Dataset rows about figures
+ + +
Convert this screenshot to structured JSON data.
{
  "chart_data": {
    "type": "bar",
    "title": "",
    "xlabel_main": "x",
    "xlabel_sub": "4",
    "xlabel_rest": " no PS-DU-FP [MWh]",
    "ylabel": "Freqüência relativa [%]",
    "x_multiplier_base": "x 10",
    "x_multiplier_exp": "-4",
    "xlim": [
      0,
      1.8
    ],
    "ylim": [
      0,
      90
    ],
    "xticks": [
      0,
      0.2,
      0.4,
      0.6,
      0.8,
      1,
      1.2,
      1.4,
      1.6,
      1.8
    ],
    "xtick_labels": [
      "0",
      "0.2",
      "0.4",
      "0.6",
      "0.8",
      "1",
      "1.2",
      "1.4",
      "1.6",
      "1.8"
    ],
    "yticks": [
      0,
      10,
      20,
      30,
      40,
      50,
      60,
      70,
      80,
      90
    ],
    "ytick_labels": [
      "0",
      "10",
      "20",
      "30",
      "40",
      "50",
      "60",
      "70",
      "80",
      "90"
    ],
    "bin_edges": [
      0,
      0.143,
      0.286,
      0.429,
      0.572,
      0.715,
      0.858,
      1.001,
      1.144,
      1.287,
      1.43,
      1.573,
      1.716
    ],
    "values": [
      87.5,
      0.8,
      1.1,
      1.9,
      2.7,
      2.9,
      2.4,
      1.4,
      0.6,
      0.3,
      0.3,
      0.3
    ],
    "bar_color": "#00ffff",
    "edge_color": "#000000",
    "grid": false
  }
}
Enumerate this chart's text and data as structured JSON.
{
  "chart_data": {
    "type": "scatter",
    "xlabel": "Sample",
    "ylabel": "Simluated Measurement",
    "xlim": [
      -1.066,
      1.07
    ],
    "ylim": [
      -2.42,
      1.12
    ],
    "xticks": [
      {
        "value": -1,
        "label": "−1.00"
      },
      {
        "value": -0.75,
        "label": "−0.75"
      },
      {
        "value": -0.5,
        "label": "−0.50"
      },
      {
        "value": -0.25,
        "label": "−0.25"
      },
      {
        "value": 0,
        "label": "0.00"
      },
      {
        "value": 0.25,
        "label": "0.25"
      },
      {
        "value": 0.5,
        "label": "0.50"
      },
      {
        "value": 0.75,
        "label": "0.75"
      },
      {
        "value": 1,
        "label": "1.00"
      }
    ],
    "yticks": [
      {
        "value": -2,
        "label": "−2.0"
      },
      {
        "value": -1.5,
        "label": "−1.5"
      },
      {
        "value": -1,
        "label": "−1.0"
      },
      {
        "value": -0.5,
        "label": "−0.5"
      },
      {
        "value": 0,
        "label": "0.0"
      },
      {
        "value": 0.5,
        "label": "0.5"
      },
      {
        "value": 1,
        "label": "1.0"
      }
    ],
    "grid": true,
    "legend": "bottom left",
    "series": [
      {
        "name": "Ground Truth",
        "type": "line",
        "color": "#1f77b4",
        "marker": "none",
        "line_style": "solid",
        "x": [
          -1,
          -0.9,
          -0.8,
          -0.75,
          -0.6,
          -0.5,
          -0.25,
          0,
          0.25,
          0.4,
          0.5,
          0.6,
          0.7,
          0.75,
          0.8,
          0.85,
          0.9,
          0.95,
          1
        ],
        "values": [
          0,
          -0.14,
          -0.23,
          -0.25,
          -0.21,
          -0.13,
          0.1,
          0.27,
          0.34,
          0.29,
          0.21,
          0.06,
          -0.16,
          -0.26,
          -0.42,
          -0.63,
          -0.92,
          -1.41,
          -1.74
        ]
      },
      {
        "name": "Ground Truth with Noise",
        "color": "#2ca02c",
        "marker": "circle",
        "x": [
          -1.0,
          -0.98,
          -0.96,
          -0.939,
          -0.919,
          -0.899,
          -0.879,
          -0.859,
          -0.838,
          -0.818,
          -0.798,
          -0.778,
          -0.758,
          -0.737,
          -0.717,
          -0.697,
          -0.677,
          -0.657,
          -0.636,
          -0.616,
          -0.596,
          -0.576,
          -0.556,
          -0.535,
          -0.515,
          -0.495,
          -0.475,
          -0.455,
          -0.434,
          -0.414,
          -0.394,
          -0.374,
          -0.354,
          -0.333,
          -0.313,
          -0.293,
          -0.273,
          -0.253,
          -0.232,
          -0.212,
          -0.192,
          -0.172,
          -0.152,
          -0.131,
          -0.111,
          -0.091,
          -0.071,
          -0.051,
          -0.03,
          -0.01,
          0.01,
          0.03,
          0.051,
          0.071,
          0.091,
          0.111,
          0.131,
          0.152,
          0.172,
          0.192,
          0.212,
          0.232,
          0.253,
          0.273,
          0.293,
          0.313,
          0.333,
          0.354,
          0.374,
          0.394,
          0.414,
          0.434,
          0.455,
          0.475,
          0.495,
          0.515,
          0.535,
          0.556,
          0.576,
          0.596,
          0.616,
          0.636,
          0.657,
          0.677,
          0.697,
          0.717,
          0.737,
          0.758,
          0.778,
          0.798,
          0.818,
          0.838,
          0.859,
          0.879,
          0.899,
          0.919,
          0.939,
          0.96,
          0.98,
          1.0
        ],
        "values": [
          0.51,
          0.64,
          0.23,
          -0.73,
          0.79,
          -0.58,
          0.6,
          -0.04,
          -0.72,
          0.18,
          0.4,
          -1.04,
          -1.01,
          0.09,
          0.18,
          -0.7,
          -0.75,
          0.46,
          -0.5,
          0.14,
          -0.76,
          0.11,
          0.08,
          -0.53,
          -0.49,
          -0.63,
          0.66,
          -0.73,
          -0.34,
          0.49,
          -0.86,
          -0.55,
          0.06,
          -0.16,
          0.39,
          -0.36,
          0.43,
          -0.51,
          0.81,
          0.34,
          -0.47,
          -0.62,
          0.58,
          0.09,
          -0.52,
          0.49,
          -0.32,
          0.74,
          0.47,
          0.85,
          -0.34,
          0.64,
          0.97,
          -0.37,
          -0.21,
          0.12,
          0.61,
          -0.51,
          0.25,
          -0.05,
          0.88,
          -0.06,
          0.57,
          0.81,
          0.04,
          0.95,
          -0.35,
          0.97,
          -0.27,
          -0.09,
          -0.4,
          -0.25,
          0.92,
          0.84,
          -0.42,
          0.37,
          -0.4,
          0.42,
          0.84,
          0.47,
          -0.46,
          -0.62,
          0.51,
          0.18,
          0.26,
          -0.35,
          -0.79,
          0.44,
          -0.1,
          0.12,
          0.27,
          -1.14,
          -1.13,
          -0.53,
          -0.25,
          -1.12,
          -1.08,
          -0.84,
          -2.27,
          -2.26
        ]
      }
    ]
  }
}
+ + +
◆ **AIM**: The records above need to be transcribed in full. Keep every character unchanged.

◆ **EXERCISE RESPONSE**:
Convert this screenshot to structured JSON data.
{
  "chart_data": {
    "type": "bar",
    "title": "",
    "xlabel_main": "x",
    "xlabel_sub": "4",
    "xlabel_rest": " no PS-DU-FP [MWh]",
    "ylabel": "Freqüência relativa [%]",
    "x_multiplier_base": "x 10",
    "x_multiplier_exp": "-4",
    "xlim": [
      0,
      1.8
    ],
    "ylim": [
      0,
      90
    ],
    "xticks": [
      0,
      0.2,
      0.4,
      0.6,
      0.8,
      1,
      1.2,
      1.4,
      1.6,
      1.8
    ],
    "xtick_labels": [
      "0",
      "0.2",
      "0.4",
      "0.6",
      "0.8",
      "1",
      "1.2",
      "1.4",
      "1.6",
      "1.8"
    ],
    "yticks": [
      0,
      10,
      20,
      30,
      40,
      50,
      60,
      70,
      80,
      90
    ],
    "ytick_labels": [
      "0",
      "10",
      "20",
      "30",
      "40",
      "50",
      "60",
      "70",
      "80",
      "90"
    ],
    "bin_edges": [
      0,
      0.143,
      0.286,
      0.429,
      0.572,
      0.715,
      0.858,
      1.001,
      1.144,
      1.287,
      1.43,
      1.573,
      1.716
    ],
    "values": [
      87.5,
      0.8,
      1.1,
      1.9,
      2.7,
      2.9,
      2.4,
      1.4,
      0.6,
      0.3,
      0.3,
      0.3
    ],
    "bar_color": "#00ffff",
    "edge_color": "#000000",
    "grid": false
  }
}
Enumerate this chart's text and data as structured JSON.
{
  "chart_data": {
    "type": "scatter",
    "xlabel": "Sample",
    "ylabel": "Simluated Measurement",
    "xlim": [
      -1.066,
      1.07
    ],
    "ylim": [
      -2.42,
      1.12
    ],
    "xticks": [
      {
        "value": -1,
        "label": "−1.00"
      },
      {
        "value": -0.75,
        "label": "−0.75"
      },
      {
        "value": -0.5,
        "label": "−0.50"
      },
      {
        "value": -0.25,
        "label": "−0.25"
      },
      {
        "value": 0,
        "label": "0.00"
      },
      {
        "value": 0.25,
        "label": "0.25"
      },
      {
        "value": 0.5,
        "label": "0.50"
      },
      {
        "value": 0.75,
        "label": "0.75"
      },
      {
        "value": 1,
        "label": "1.00"
      }
    ],
    "yticks": [
      {
        "value": -2,
        "label": "−2.0"
      },
      {
        "value": -1.5,
        "label": "−1.5"
      },
      {
        "value": -1,
        "label": "−1.0"
      },
      {
        "value": -0.5,
        "label": "−0.5"
      },
      {
        "value": 0,
        "label": "0.0"
      },
      {
        "value": 0.5,
        "label": "0.5"
      },
      {
        "value": 1,
        "label": "1.0"
      }
    ],
    "grid": true,
    "legend": "bottom left",
    "series": [
      {
        "name": "Ground Truth",
        "type": "line",
        "color": "#1f77b4",
        "marker": "none",
        "line_style": "solid",
        "x": [
          -1,
          -0.9,
          -0.8,
          -0.75,
          -0.6,
          -0.5,
          -0.25,
          0,
          0.25,
          0.4,
          0.5,
          0.6,
          0.7,
          0.75,
          0.8,
          0.85,
          0.9,
          0.95,
          1
        ],
        "values": [
          0,
          -0.14,
          -0.23,
          -0.25,
          -0.21,
          -0.13,
          0.1,
          0.27,
          0.34,
          0.29,
          0.21,
          0.06,
          -0.16,
          -0.26,
          -0.42,
          -0.63,
          -0.92,
          -1.41,
          -1.74
        ]
      },
      {
        "name": "Ground Truth with Noise",
        "color": "#2ca02c",
        "marker": "circle",
        "x": [
          -1.0,
          -0.98,
          -0.96,
          -0.939,
          -0.919,
          -0.899,
          -0.879,
          -0.859,
          -0.838,
          -0.818,
          -0.798,
          -0.778,
          -0.758,
          -0.737,
          -0.717,
          -0.697,
          -0.677,
          -0.657,
          -0.636,
          -0.616,
          -0.596,
          -0.576,
          -0.556,
          -0.535,
          -0.515,
          -0.495,
          -0.475,
          -0.455,
          -0.434,
          -0.414,
          -0.394,
          -0.374,
          -0.354,
          -0.333,
          -0.313,
          -0.293,
          -0.273,
          -0.253,
          -0.232,
          -0.212,
          -0.192,
          -0.172,
          -0.152,
          -0.131,
          -0.111,
          -0.091,
          -0.071,
          -0.051,
          -0.03,
          -0.01,
          0.01,
          0.03,
          0.051,
          0.071,
          0.091,
          0.111,
          0.131,
          0.152,
          0.172,
          0.192,
          0.212,
          0.232,
          0.253,
          0.273,
          0.293,
          0.313,
          0.333,
          0.354,
          0.374,
          0.394,
          0.414,
          0.434,
          0.455,
          0.475,
          0.495,
          0.515,
          0.535,
          0.556,
          0.576,
          0.596,
          0.616,
          0.636,
          0.657,
          0.677,
          0.697,
          0.717,
          0.737,
          0.758,
          0.778,
          0.798,
          0.818,
          0.838,
          0.859,
          0.879,
          0.899,
          0.919,
          0.939,
          0.96,
          0.98,
          1.0
        ],
        "values": [
          0.51,
          0.64,
          0.23,
          -0.73,
          0.79,
          -0.58,
          0.6,
          -0.04,
          -0.72,
          0.18,
          0.4,
          -1.04,
          -1.01,
          0.09,
          0.18,
          -0.7,
          -0.75,
          0.46,
          -0.5,
          0.14,
          -0.76,
          0.11,
          0.08,
          -0.53,
          -0.49,
          -0.63,
          0.66,
          -0.73,
          -0.34,
          0.49,
          -0.86,
          -0.55,
          0.06,
          -0.16,
          0.39,
          -0.36,
          0.43,
          -0.51,
          0.81,
          0.34,
          -0.47,
          -0.62,
          0.58,
          0.09,
          -0.52,
          0.49,
          -0.32,
          0.74,
          0.47,
          0.85,
          -0.34,
          0.64,
          0.97,
          -0.37,
          -0.21,
          0.12,
          0.61,
          -0.51,
          0.25,
          -0.05,
          0.88,
          -0.06,
          0.57,
          0.81,
          0.04,
          0.95,
          -0.35,
          0.97,
          -0.27,
          -0.09,
          -0.4,
          -0.25,
          0.92,
          0.84,
          -0.42,
          0.37,
          -0.4,
          0.42,
          0.84,
          0.47,
          -0.46,
          -0.62,
          0.51,
          0.18,
          0.26,
          -0.35,
          -0.79,
          0.44,
          -0.1,
          0.12,
          0.27,
          -1.14,
          -1.13,
          -0.53,
          -0.25,
          -1.12,
          -1.08,
          -0.84,
          -2.27,
          -2.26
        ]
      }
    ]
  }
}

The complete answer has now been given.